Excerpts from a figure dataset
_ _ _ _ _ _ _
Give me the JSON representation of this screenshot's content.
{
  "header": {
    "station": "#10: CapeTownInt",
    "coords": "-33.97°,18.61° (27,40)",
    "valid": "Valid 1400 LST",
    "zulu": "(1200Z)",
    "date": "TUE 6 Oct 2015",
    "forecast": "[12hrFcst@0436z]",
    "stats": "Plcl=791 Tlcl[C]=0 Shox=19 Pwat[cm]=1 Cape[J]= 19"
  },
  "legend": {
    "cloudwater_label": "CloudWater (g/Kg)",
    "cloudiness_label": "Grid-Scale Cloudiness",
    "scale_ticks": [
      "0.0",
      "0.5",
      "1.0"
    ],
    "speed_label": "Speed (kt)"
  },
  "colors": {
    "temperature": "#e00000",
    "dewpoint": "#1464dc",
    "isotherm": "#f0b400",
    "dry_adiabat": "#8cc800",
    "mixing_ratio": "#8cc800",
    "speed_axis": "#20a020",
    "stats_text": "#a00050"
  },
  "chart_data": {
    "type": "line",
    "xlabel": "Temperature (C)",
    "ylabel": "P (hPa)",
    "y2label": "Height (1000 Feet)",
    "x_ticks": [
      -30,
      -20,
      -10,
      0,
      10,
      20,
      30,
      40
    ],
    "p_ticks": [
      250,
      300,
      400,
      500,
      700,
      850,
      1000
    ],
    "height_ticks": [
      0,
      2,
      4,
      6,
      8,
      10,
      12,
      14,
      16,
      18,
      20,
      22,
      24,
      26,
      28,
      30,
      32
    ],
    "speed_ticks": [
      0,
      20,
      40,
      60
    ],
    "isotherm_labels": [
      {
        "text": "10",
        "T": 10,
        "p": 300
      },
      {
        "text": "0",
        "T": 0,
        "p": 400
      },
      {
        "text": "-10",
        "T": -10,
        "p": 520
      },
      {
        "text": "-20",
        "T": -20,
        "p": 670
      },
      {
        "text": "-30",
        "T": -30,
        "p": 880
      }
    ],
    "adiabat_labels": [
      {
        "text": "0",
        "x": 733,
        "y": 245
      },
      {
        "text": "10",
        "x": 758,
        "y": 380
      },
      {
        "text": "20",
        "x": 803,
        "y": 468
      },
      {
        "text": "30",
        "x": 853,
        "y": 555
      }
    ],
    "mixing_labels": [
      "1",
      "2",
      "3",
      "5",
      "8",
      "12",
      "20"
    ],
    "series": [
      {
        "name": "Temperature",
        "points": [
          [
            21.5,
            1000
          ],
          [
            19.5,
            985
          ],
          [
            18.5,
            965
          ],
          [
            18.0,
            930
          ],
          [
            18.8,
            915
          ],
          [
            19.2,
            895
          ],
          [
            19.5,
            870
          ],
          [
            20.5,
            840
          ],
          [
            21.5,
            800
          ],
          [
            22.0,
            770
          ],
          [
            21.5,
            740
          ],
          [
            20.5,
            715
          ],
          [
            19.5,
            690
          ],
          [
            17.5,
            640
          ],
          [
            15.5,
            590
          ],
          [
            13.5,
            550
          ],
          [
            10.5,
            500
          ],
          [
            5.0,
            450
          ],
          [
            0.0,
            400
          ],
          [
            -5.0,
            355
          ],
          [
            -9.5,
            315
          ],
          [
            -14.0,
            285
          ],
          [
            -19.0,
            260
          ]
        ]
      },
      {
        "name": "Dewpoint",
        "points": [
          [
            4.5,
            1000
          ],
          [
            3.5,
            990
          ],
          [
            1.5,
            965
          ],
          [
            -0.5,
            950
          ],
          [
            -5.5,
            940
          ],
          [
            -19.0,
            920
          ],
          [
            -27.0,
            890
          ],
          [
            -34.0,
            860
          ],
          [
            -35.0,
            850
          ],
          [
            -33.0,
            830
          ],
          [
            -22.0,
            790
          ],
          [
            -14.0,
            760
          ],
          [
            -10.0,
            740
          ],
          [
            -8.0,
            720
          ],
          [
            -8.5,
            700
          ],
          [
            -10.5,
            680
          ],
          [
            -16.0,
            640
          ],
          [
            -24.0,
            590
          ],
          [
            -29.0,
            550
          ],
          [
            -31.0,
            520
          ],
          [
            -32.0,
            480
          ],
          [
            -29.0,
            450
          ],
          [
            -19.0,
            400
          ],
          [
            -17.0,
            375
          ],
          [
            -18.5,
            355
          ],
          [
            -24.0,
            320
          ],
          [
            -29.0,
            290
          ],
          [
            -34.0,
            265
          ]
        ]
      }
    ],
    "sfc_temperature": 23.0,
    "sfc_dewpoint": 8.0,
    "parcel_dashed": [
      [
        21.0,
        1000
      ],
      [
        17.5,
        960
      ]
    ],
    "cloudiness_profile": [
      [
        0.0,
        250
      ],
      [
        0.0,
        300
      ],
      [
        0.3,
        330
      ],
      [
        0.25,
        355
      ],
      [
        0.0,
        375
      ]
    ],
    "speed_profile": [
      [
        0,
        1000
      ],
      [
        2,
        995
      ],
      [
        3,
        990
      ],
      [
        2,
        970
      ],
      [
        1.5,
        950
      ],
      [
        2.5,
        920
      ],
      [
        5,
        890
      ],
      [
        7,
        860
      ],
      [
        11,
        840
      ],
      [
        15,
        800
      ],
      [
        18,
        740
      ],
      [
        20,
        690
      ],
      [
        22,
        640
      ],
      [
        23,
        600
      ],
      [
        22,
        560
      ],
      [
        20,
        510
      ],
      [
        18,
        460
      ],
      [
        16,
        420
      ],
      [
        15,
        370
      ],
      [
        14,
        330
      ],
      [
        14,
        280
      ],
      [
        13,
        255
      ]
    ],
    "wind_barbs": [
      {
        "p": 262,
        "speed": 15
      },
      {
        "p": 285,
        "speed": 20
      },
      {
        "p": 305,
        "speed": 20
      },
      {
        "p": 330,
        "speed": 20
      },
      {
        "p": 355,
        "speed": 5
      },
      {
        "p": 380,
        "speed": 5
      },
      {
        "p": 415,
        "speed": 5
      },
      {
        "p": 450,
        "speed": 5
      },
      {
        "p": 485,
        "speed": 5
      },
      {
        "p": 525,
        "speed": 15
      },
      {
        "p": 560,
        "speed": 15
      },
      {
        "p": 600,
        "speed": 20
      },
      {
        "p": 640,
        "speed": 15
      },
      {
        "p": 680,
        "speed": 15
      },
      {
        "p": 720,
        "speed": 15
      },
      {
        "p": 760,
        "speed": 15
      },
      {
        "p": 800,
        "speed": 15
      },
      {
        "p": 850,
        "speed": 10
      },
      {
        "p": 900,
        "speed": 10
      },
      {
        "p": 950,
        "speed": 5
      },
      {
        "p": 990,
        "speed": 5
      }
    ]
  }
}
_ _ _ _ _ _ _
**TASK DETAILS**
Copy out the full listing exactly.

**SOLUTION TO THE EXERCISE**
Give me the JSON representation of this screenshot's content.
{
  "header": {
    "station": "#10: CapeTownInt",
    "coords": "-33.97°,18.61° (27,40)",
    "valid": "Valid 1400 LST",
    "zulu": "(1200Z)",
    "date": "TUE 6 Oct 2015",
    "forecast": "[12hrFcst@0436z]",
    "stats": "Plcl=791 Tlcl[C]=0 Shox=19 Pwat[cm]=1 Cape[J]= 19"
  },
  "legend": {
    "cloudwater_label": "CloudWater (g/Kg)",
    "cloudiness_label": "Grid-Scale Cloudiness",
    "scale_ticks": [
      "0.0",
      "0.5",
      "1.0"
    ],
    "speed_label": "Speed (kt)"
  },
  "colors": {
    "temperature": "#e00000",
    "dewpoint": "#1464dc",
    "isotherm": "#f0b400",
    "dry_adiabat": "#8cc800",
    "mixing_ratio": "#8cc800",
    "speed_axis": "#20a020",
    "stats_text": "#a00050"
  },
  "chart_data": {
    "type": "line",
    "xlabel": "Temperature (C)",
    "ylabel": "P (hPa)",
    "y2label": "Height (1000 Feet)",
    "x_ticks": [
      -30,
      -20,
      -10,
      0,
      10,
      20,
      30,
      40
    ],
    "p_ticks": [
      250,
      300,
      400,
      500,
      700,
      850,
      1000
    ],
    "height_ticks": [
      0,
      2,
      4,
      6,
      8,
      10,
      12,
      14,
      16,
      18,
      20,
      22,
      24,
      26,
      28,
      30,
      32
    ],
    "speed_ticks": [
      0,
      20,
      40,
      60
    ],
    "isotherm_labels": [
      {
        "text": "10",
        "T": 10,
        "p": 300
      },
      {
        "text": "0",
        "T": 0,
        "p": 400
      },
      {
        "text": "-10",
        "T": -10,
        "p": 520
      },
      {
        "text": "-20",
        "T": -20,
        "p": 670
      },
      {
        "text": "-30",
        "T": -30,
        "p": 880
      }
    ],
    "adiabat_labels": [
      {
        "text": "0",
        "x": 733,
        "y": 245
      },
      {
        "text": "10",
        "x": 758,
        "y": 380
      },
      {
        "text": "20",
        "x": 803,
        "y": 468
      },
      {
        "text": "30",
        "x": 853,
        "y": 555
      }
    ],
    "mixing_labels": [
      "1",
      "2",
      "3",
      "5",
      "8",
      "12",
      "20"
    ],
    "series": [
      {
        "name": "Temperature",
        "points": [
          [
            21.5,
            1000
          ],
          [
            19.5,
            985
          ],
          [
            18.5,
            965
          ],
          [
            18.0,
            930
          ],
          [
            18.8,
            915
          ],
          [
            19.2,
            895
          ],
          [
            19.5,
            870
          ],
          [
            20.5,
            840
          ],
          [
            21.5,
            800
          ],
          [
            22.0,
            770
          ],
          [
            21.5,
            740
          ],
          [
            20.5,
            715
          ],
          [
            19.5,
            690
          ],
          [
            17.5,
            640
          ],
          [
            15.5,
            590
          ],
          [
            13.5,
            550
          ],
          [
            10.5,
            500
          ],
          [
            5.0,
            450
          ],
          [
            0.0,
            400
          ],
          [
            -5.0,
            355
          ],
          [
            -9.5,
            315
          ],
          [
            -14.0,
            285
          ],
          [
            -19.0,
            260
          ]
        ]
      },
      {
        "name": "Dewpoint",
        "points": [
          [
            4.5,
            1000
          ],
          [
            3.5,
            990
          ],
          [
            1.5,
            965
          ],
          [
            -0.5,
            950
          ],
          [
            -5.5,
            940
          ],
          [
            -19.0,
            920
          ],
          [
            -27.0,
            890
          ],
          [
            -34.0,
            860
          ],
          [
            -35.0,
            850
          ],
          [
            -33.0,
            830
          ],
          [
            -22.0,
            790
          ],
          [
            -14.0,
            760
          ],
          [
            -10.0,
            740
          ],
          [
            -8.0,
            720
          ],
          [
            -8.5,
            700
          ],
          [
            -10.5,
            680
          ],
          [
            -16.0,
            640
          ],
          [
            -24.0,
            590
          ],
          [
            -29.0,
            550
          ],
          [
            -31.0,
            520
          ],
          [
            -32.0,
            480
          ],
          [
            -29.0,
            450
          ],
          [
            -19.0,
            400
          ],
          [
            -17.0,
            375
          ],
          [
            -18.5,
            355
          ],
          [
            -24.0,
            320
          ],
          [
            -29.0,
            290
          ],
          [
            -34.0,
            265
          ]
        ]
      }
    ],
    "sfc_temperature": 23.0,
    "sfc_dewpoint": 8.0,
    "parcel_dashed": [
      [
        21.0,
        1000
      ],
      [
        17.5,
        960
      ]
    ],
    "cloudiness_profile": [
      [
        0.0,
        250
      ],
      [
        0.0,
        300
      ],
      [
        0.3,
        330
      ],
      [
        0.25,
        355
      ],
      [
        0.0,
        375
      ]
    ],
    "speed_profile": [
      [
        0,
        1000
      ],
      [
        2,
        995
      ],
      [
        3,
        990
      ],
      [
        2,
        970
      ],
      [
        1.5,
        950
      ],
      [
        2.5,
        920
      ],
      [
        5,
        890
      ],
      [
        7,
        860
      ],
      [
        11,
        840
      ],
      [
        15,
        800
      ],
      [
        18,
        740
      ],
      [
        20,
        690
      ],
      [
        22,
        640
      ],
      [
        23,
        600
      ],
      [
        22,
        560
      ],
      [
        20,
        510
      ],
      [
        18,
        460
      ],
      [
        16,
        420
      ],
      [
        15,
        370
      ],
      [
        14,
        330
      ],
      [
        14,
        280
      ],
      [
        13,
        255
      ]
    ],
    "wind_barbs": [
      {
        "p": 262,
        "speed": 15
      },
      {
        "p": 285,
        "speed": 20
      },
      {
        "p": 305,
        "speed": 20
      },
      {
        "p": 330,
        "speed": 20
      },
      {
        "p": 355,
        "speed": 5
      },
      {
        "p": 380,
        "speed": 5
      },
      {
        "p": 415,
        "speed": 5
      },
      {
        "p": 450,
        "speed": 5
      },
      {
        "p": 485,
        "speed": 5
      },
      {
        "p": 525,
        "speed": 15
      },
      {
        "p": 560,
        "speed": 15
      },
      {
        "p": 600,
        "speed": 20
      },
      {
        "p": 640,
        "speed": 15
      },
      {
        "p": 680,
        "speed": 15
      },
      {
        "p": 720,
        "speed": 15
      },
      {
        "p": 760,
        "speed": 15
      },
      {
        "p": 800,
        "speed": 15
      },
      {
        "p": 850,
        "speed": 10
      },
      {
        "p": 900,
        "speed": 10
      },
      {
        "p": 950,
        "speed": 5
      },
      {
        "p": 990,
        "speed": 5
      }
    ]
  }
}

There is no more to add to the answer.